____ Data provided

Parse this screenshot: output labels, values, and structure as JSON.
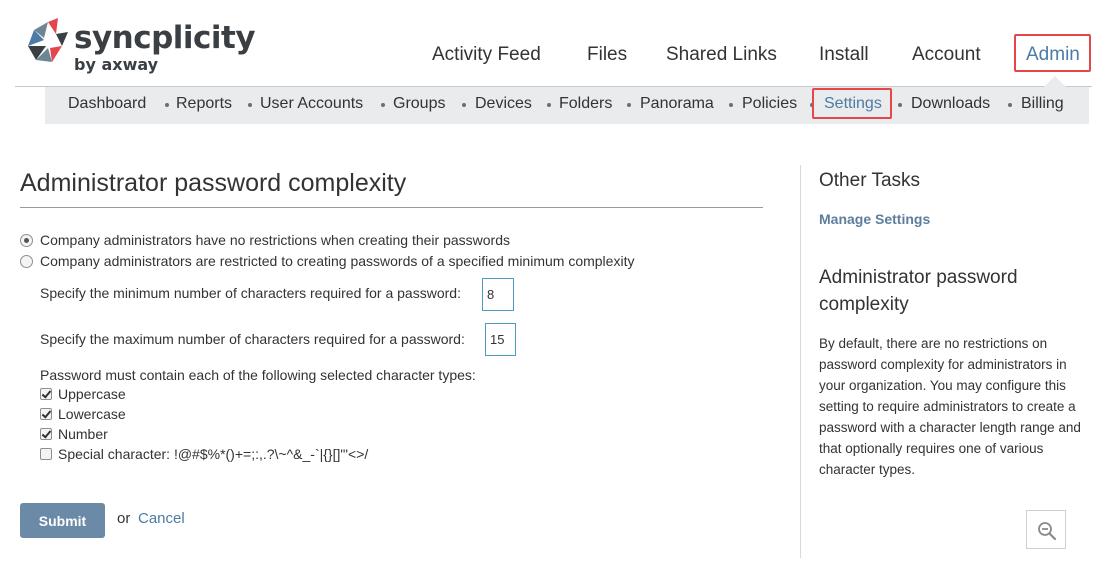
{
  "brand": {
    "name": "syncplicity",
    "sub": "by axway",
    "colors": [
      "#e4464a",
      "#4c7ba6",
      "#6e8596",
      "#3a3f44"
    ]
  },
  "main_nav": {
    "items": [
      {
        "label": "Activity Feed"
      },
      {
        "label": "Files"
      },
      {
        "label": "Shared Links"
      },
      {
        "label": "Install"
      },
      {
        "label": "Account"
      },
      {
        "label": "Admin",
        "active": true
      }
    ]
  },
  "sub_nav": {
    "items": [
      {
        "label": "Dashboard"
      },
      {
        "label": "Reports"
      },
      {
        "label": "User Accounts"
      },
      {
        "label": "Groups"
      },
      {
        "label": "Devices"
      },
      {
        "label": "Folders"
      },
      {
        "label": "Panorama"
      },
      {
        "label": "Policies"
      },
      {
        "label": "Settings",
        "active": true
      },
      {
        "label": "Downloads"
      },
      {
        "label": "Billing"
      }
    ]
  },
  "main": {
    "title": "Administrator password complexity",
    "options": [
      {
        "label": "Company administrators have no restrictions when creating their passwords",
        "checked": true
      },
      {
        "label": "Company administrators are restricted to creating passwords of a specified minimum complexity",
        "checked": false
      }
    ],
    "min_label": "Specify the minimum number of characters required for a password:",
    "min_value": "8",
    "max_label": "Specify the maximum number of characters required for a password:",
    "max_value": "15",
    "types_label": "Password must contain each of the following selected character types:",
    "types": [
      {
        "label": "Uppercase",
        "checked": true
      },
      {
        "label": "Lowercase",
        "checked": true
      },
      {
        "label": "Number",
        "checked": true
      },
      {
        "label": "Special character: !@#$%*()+=;:,.?\\~^&_-`|{}[]\"'<>/",
        "checked": false
      }
    ],
    "submit_label": "Submit",
    "or_text": "or",
    "cancel_label": "Cancel"
  },
  "sidebar": {
    "heading": "Other Tasks",
    "link": "Manage Settings",
    "title": "Administrator password complexity",
    "description": "By default, there are no restrictions on password complexity for administrators in your organization. You may configure this setting to require administrators to create a password with a character length range and that optionally requires one of various character types.",
    "zoom_icon": "zoom-out-icon"
  },
  "highlight_color": "#e4464a"
}
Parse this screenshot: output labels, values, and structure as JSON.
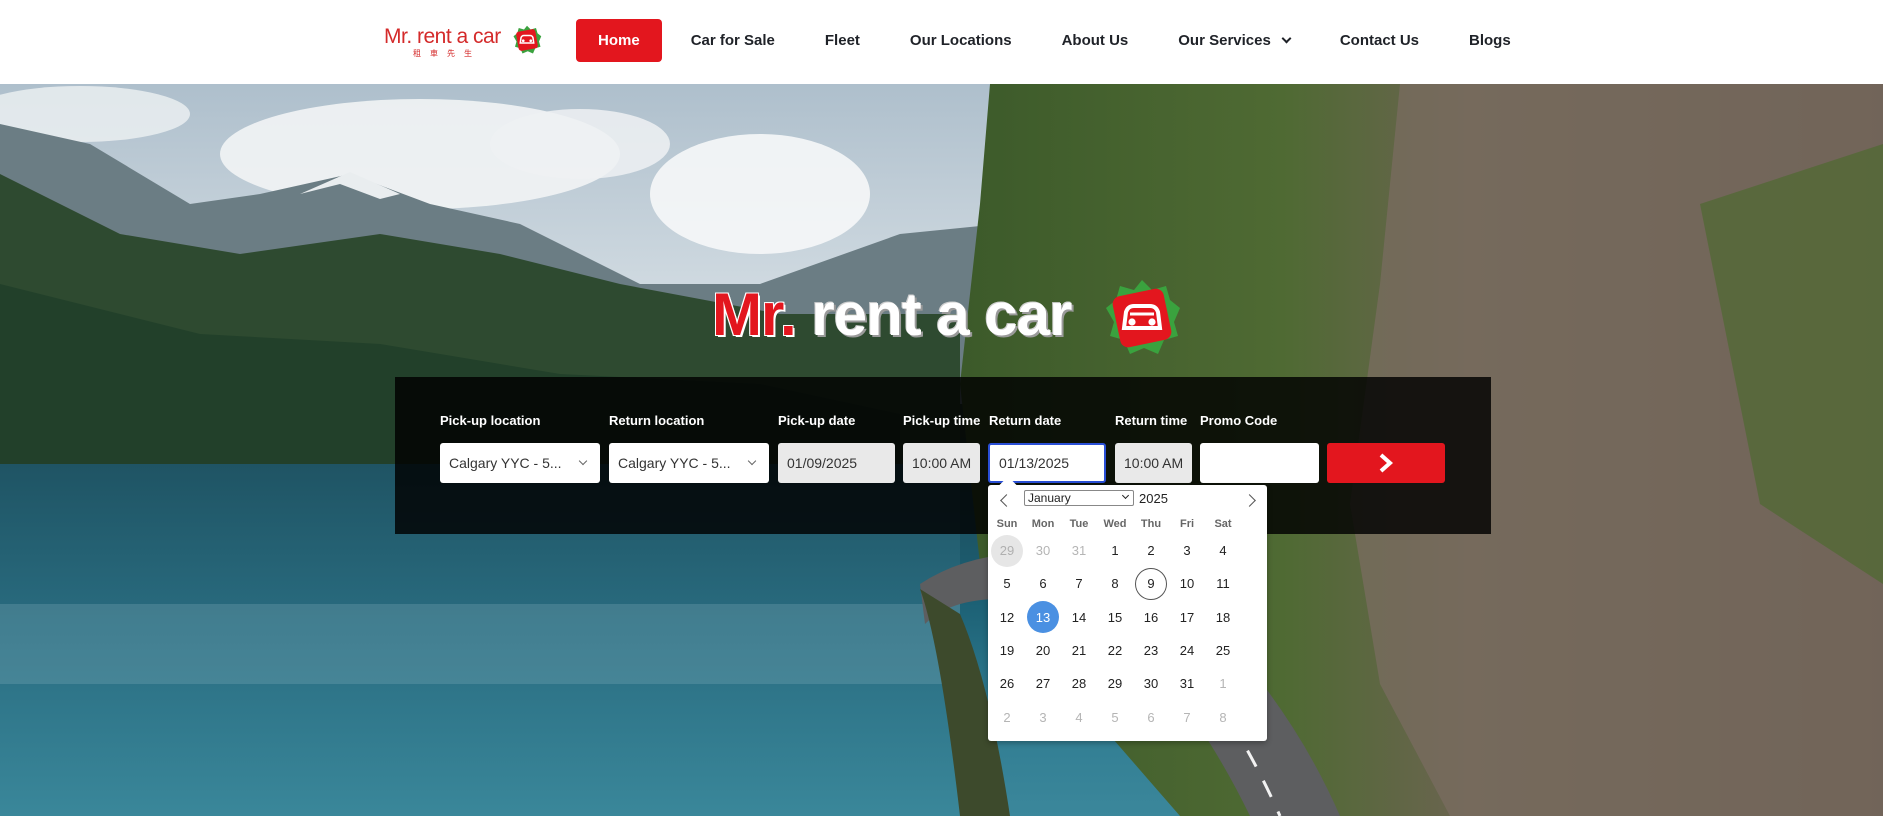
{
  "header": {
    "logo_text": "Mr. rent a car",
    "logo_subtext": "租車先生",
    "nav": [
      {
        "label": "Home",
        "active": true
      },
      {
        "label": "Car for Sale"
      },
      {
        "label": "Fleet"
      },
      {
        "label": "Our Locations"
      },
      {
        "label": "About Us"
      },
      {
        "label": "Our Services",
        "dropdown": true
      },
      {
        "label": "Contact Us"
      },
      {
        "label": "Blogs"
      }
    ]
  },
  "hero": {
    "logo_mr": "Mr.",
    "logo_rest": " rent a car"
  },
  "booking": {
    "pickup_location_label": "Pick-up location",
    "pickup_location_value": "Calgary YYC - 5...",
    "return_location_label": "Return location",
    "return_location_value": "Calgary YYC - 5...",
    "pickup_date_label": "Pick-up date",
    "pickup_date_value": "01/09/2025",
    "pickup_time_label": "Pick-up time",
    "pickup_time_value": "10:00 AM",
    "return_date_label": "Return date",
    "return_date_value": "01/13/2025",
    "return_time_label": "Return time",
    "return_time_value": "10:00 AM",
    "promo_label": "Promo Code",
    "promo_value": "",
    "submit_icon": "chevron-right-icon"
  },
  "datepicker": {
    "month": "January",
    "year": "2025",
    "weekdays": [
      "Sun",
      "Mon",
      "Tue",
      "Wed",
      "Thu",
      "Fri",
      "Sat"
    ],
    "weeks": [
      [
        "29",
        "30",
        "31",
        "1",
        "2",
        "3",
        "4"
      ],
      [
        "5",
        "6",
        "7",
        "8",
        "9",
        "10",
        "11"
      ],
      [
        "12",
        "13",
        "14",
        "15",
        "16",
        "17",
        "18"
      ],
      [
        "19",
        "20",
        "21",
        "22",
        "23",
        "24",
        "25"
      ],
      [
        "26",
        "27",
        "28",
        "29",
        "30",
        "31",
        "1"
      ],
      [
        "2",
        "3",
        "4",
        "5",
        "6",
        "7",
        "8"
      ]
    ],
    "today": "9",
    "selected": "13"
  },
  "colors": {
    "brand_red": "#e3161e",
    "selected_blue": "#4a90e2",
    "focus_border": "#2a4fd6"
  }
}
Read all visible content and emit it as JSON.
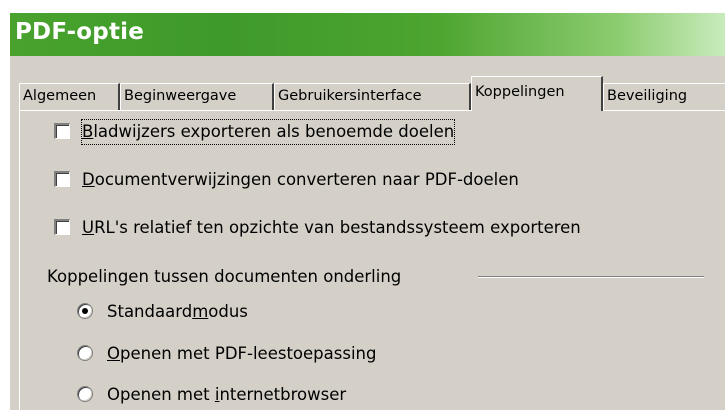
{
  "window": {
    "title": "PDF-optie",
    "colors": {
      "titlebar_start": "#3e9a2a",
      "titlebar_end": "#c9ebbc",
      "dialog_bg": "#d4d0c8"
    }
  },
  "tabs": [
    {
      "label": "Algemeen",
      "active": false
    },
    {
      "label": "Beginweergave",
      "active": false
    },
    {
      "label": "Gebruikersinterface",
      "active": false
    },
    {
      "label": "Koppelingen",
      "active": true
    },
    {
      "label": "Beveiliging",
      "active": false
    }
  ],
  "options": {
    "bookmarks": {
      "pre": "",
      "acc": "B",
      "post": "ladwijzers exporteren als benoemde doelen",
      "checked": false
    },
    "docrefs": {
      "pre": "",
      "acc": "D",
      "post": "ocumentverwijzingen converteren naar PDF-doelen",
      "checked": false
    },
    "relurls": {
      "pre": "",
      "acc": "U",
      "post": "RL's relatief ten opzichte van bestandssysteem exporteren",
      "checked": false
    }
  },
  "group": {
    "label": "Koppelingen tussen documenten onderling",
    "radios": {
      "default": {
        "pre": "Standaard",
        "acc": "m",
        "post": "odus",
        "selected": true
      },
      "pdfreader": {
        "pre": "",
        "acc": "O",
        "post": "penen met PDF-leestoepassing",
        "selected": false
      },
      "browser": {
        "pre": "Openen met ",
        "acc": "i",
        "post": "nternetbrowser",
        "selected": false
      }
    }
  }
}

________

• **Short problem**
Write out the listing above again, exactly, but with no pictures in the copy.

• **Written solution**
Parse this screenshot: output labels, values, and structure as JSON.
{
  "brand": {
    "name": "syncplicity",
    "sub": "by axway",
    "colors": [
      "#e4464a",
      "#4c7ba6",
      "#6e8596",
      "#3a3f44"
    ]
  },
  "main_nav": {
    "items": [
      {
        "label": "Activity Feed"
      },
      {
        "label": "Files"
      },
      {
        "label": "Shared Links"
      },
      {
        "label": "Install"
      },
      {
        "label": "Account"
      },
      {
        "label": "Admin",
        "active": true
      }
    ]
  },
  "sub_nav": {
    "items": [
      {
        "label": "Dashboard"
      },
      {
        "label": "Reports"
      },
      {
        "label": "User Accounts"
      },
      {
        "label": "Groups"
      },
      {
        "label": "Devices"
      },
      {
        "label": "Folders"
      },
      {
        "label": "Panorama"
      },
      {
        "label": "Policies"
      },
      {
        "label": "Settings",
        "active": true
      },
      {
        "label": "Downloads"
      },
      {
        "label": "Billing"
      }
    ]
  },
  "main": {
    "title": "Administrator password complexity",
    "options": [
      {
        "label": "Company administrators have no restrictions when creating their passwords",
        "checked": true
      },
      {
        "label": "Company administrators are restricted to creating passwords of a specified minimum complexity",
        "checked": false
      }
    ],
    "min_label": "Specify the minimum number of characters required for a password:",
    "min_value": "8",
    "max_label": "Specify the maximum number of characters required for a password:",
    "max_value": "15",
    "types_label": "Password must contain each of the following selected character types:",
    "types": [
      {
        "label": "Uppercase",
        "checked": true
      },
      {
        "label": "Lowercase",
        "checked": true
      },
      {
        "label": "Number",
        "checked": true
      },
      {
        "label": "Special character: !@#$%*()+=;:,.?\\~^&_-`|{}[]\"'<>/",
        "checked": false
      }
    ],
    "submit_label": "Submit",
    "or_text": "or",
    "cancel_label": "Cancel"
  },
  "sidebar": {
    "heading": "Other Tasks",
    "link": "Manage Settings",
    "title": "Administrator password complexity",
    "description": "By default, there are no restrictions on password complexity for administrators in your organization. You may configure this setting to require administrators to create a password with a character length range and that optionally requires one of various character types.",
    "zoom_icon": "zoom-out-icon"
  },
  "highlight_color": "#e4464a"
}
Parse this screenshot: output labels, values, and structure as JSON.
{
  "header": {
    "logo_text": "Mr. rent a car",
    "logo_subtext": "租車先生",
    "nav": [
      {
        "label": "Home",
        "active": true
      },
      {
        "label": "Car for Sale"
      },
      {
        "label": "Fleet"
      },
      {
        "label": "Our Locations"
      },
      {
        "label": "About Us"
      },
      {
        "label": "Our Services",
        "dropdown": true
      },
      {
        "label": "Contact Us"
      },
      {
        "label": "Blogs"
      }
    ]
  },
  "hero": {
    "logo_mr": "Mr.",
    "logo_rest": " rent a car"
  },
  "booking": {
    "pickup_location_label": "Pick-up location",
    "pickup_location_value": "Calgary YYC - 5...",
    "return_location_label": "Return location",
    "return_location_value": "Calgary YYC - 5...",
    "pickup_date_label": "Pick-up date",
    "pickup_date_value": "01/09/2025",
    "pickup_time_label": "Pick-up time",
    "pickup_time_value": "10:00 AM",
    "return_date_label": "Return date",
    "return_date_value": "01/13/2025",
    "return_time_label": "Return time",
    "return_time_value": "10:00 AM",
    "promo_label": "Promo Code",
    "promo_value": "",
    "submit_icon": "chevron-right-icon"
  },
  "datepicker": {
    "month": "January",
    "year": "2025",
    "weekdays": [
      "Sun",
      "Mon",
      "Tue",
      "Wed",
      "Thu",
      "Fri",
      "Sat"
    ],
    "weeks": [
      [
        "29",
        "30",
        "31",
        "1",
        "2",
        "3",
        "4"
      ],
      [
        "5",
        "6",
        "7",
        "8",
        "9",
        "10",
        "11"
      ],
      [
        "12",
        "13",
        "14",
        "15",
        "16",
        "17",
        "18"
      ],
      [
        "19",
        "20",
        "21",
        "22",
        "23",
        "24",
        "25"
      ],
      [
        "26",
        "27",
        "28",
        "29",
        "30",
        "31",
        "1"
      ],
      [
        "2",
        "3",
        "4",
        "5",
        "6",
        "7",
        "8"
      ]
    ],
    "today": "9",
    "selected": "13"
  },
  "colors": {
    "brand_red": "#e3161e",
    "selected_blue": "#4a90e2",
    "focus_border": "#2a4fd6"
  }
}
Read all visible content and emit it as JSON.
{
  "window": {
    "title": "PDF-optie",
    "colors": {
      "titlebar_start": "#3e9a2a",
      "titlebar_end": "#c9ebbc",
      "dialog_bg": "#d4d0c8"
    }
  },
  "tabs": [
    {
      "label": "Algemeen",
      "active": false
    },
    {
      "label": "Beginweergave",
      "active": false
    },
    {
      "label": "Gebruikersinterface",
      "active": false
    },
    {
      "label": "Koppelingen",
      "active": true
    },
    {
      "label": "Beveiliging",
      "active": false
    }
  ],
  "options": {
    "bookmarks": {
      "pre": "",
      "acc": "B",
      "post": "ladwijzers exporteren als benoemde doelen",
      "checked": false
    },
    "docrefs": {
      "pre": "",
      "acc": "D",
      "post": "ocumentverwijzingen converteren naar PDF-doelen",
      "checked": false
    },
    "relurls": {
      "pre": "",
      "acc": "U",
      "post": "RL's relatief ten opzichte van bestandssysteem exporteren",
      "checked": false
    }
  },
  "group": {
    "label": "Koppelingen tussen documenten onderling",
    "radios": {
      "default": {
        "pre": "Standaard",
        "acc": "m",
        "post": "odus",
        "selected": true
      },
      "pdfreader": {
        "pre": "",
        "acc": "O",
        "post": "penen met PDF-leestoepassing",
        "selected": false
      },
      "browser": {
        "pre": "Openen met ",
        "acc": "i",
        "post": "nternetbrowser",
        "selected": false
      }
    }
  }
}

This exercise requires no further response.